> [What is needed]
Your task is to output the listing word for word, with pictures excluded.

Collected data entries
- - - - - - -

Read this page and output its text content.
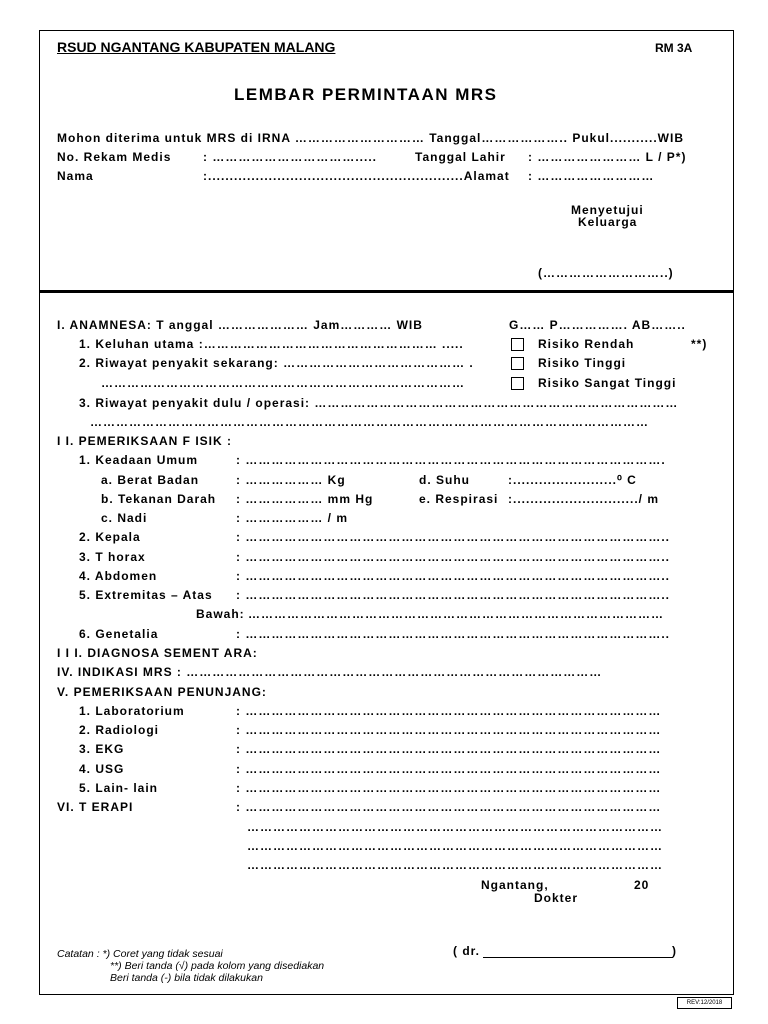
RSUD NGANTANG KABUPATEN MALANG	RM 3A
LEMBAR PERMINTAAN MRS
Mohon diterima untuk MRS di IRNA ………………………… Tanggal……………….. Pukul...........WIB
No. Rekam Medis	: …………………………….....	Tanggal Lahir : …………………… L / P*)
Nama	:...........................................................Alamat : ………………………
Menyetujui
Keluarga
(………………………..)
I. ANAMNESA: T anggal ………………… Jam………… WIB	G…… P……………. AB……..
1. Keluhan utama :……………………………………………… .....
2. Riwayat penyakit sekarang: …………………………………… .
…………………………………………………………………………
Risiko Rendah	**)
Risiko Tinggi
Risiko Sangat Tinggi
3. Riwayat penyakit dulu / operasi: …………………………………………………………………………
…………………………………………………………………………………………………………………
I I. PEMERIKSAAN F ISIK :
1. Keadaan Umum	: …………………………………………………………………………………….
a. Berat Badan	: ……………… Kg	d. Suhu	:........................⁰ C
b. Tekanan Darah : ……………… mm Hg	e. Respirasi :............................./ m
c. Nadi	: ……………… / m
2. Kepala	: ……………………………………………………………………………………..
3. T horax	: ……………………………………………………………………………………..
4. Abdomen	: ……………………………………………………………………………………..
5. Extremitas – Atas : ……………………………………………………………………………………..
Bawah: ……………………………………………………………………………………
6. Genetalia	: ……………………………………………………………………………………..
I I I. DIAGNOSA SEMENT ARA:
IV. INDIKASI MRS : ……………………………………………………………………………………
V. PEMERIKSAAN PENUNJANG:
1. Laboratorium	: ……………………………………………………………………………………
2. Radiologi	: ……………………………………………………………………………………
3. EKG	: ……………………………………………………………………………………
4. USG	: ……………………………………………………………………………………
5. Lain- lain	: ……………………………………………………………………………………
VI. T ERAPI	: ……………………………………………………………………………………
……………………………………………………………………………………
……………………………………………………………………………………
……………………………………………………………………………………
Ngantang,	20
Dokter
( dr.	)
Catatan : *) Coret yang tidak sesuai
**) Beri tanda (√) pada kolom yang disediakan
Beri tanda (-) bila tidak dilakukan
REV:12/2018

- - - - - - -

> [Result of the task]
Read this page and output its text content.
RSUD NGANTANG KABUPATEN MALANG	RM 3A
LEMBAR PERMINTAAN MRS
Mohon diterima untuk MRS di IRNA ………………………… Tanggal……………….. Pukul...........WIB
No. Rekam Medis	: …………………………….....	Tanggal Lahir : …………………… L / P*)
Nama	:...........................................................Alamat : ………………………
Menyetujui
Keluarga
(………………………..)
I. ANAMNESA: T anggal ………………… Jam………… WIB	G…… P……………. AB……..
1. Keluhan utama :……………………………………………… .....
2. Riwayat penyakit sekarang: …………………………………… .
…………………………………………………………………………
Risiko Rendah	**)
Risiko Tinggi
Risiko Sangat Tinggi
3. Riwayat penyakit dulu / operasi: …………………………………………………………………………
…………………………………………………………………………………………………………………
I I. PEMERIKSAAN F ISIK :
1. Keadaan Umum	: …………………………………………………………………………………….
a. Berat Badan	: ……………… Kg	d. Suhu	:........................⁰ C
b. Tekanan Darah : ……………… mm Hg	e. Respirasi :............................./ m
c. Nadi	: ……………… / m
2. Kepala	: ……………………………………………………………………………………..
3. T horax	: ……………………………………………………………………………………..
4. Abdomen	: ……………………………………………………………………………………..
5. Extremitas – Atas : ……………………………………………………………………………………..
Bawah: ……………………………………………………………………………………
6. Genetalia	: ……………………………………………………………………………………..
I I I. DIAGNOSA SEMENT ARA:
IV. INDIKASI MRS : ……………………………………………………………………………………
V. PEMERIKSAAN PENUNJANG:
1. Laboratorium	: ……………………………………………………………………………………
2. Radiologi	: ……………………………………………………………………………………
3. EKG	: ……………………………………………………………………………………
4. USG	: ……………………………………………………………………………………
5. Lain- lain	: ……………………………………………………………………………………
VI. T ERAPI	: ……………………………………………………………………………………
……………………………………………………………………………………
……………………………………………………………………………………
……………………………………………………………………………………
Ngantang,	20
Dokter
( dr.	)
Catatan : *) Coret yang tidak sesuai
**) Beri tanda (√) pada kolom yang disediakan
Beri tanda (-) bila tidak dilakukan
REV:12/2018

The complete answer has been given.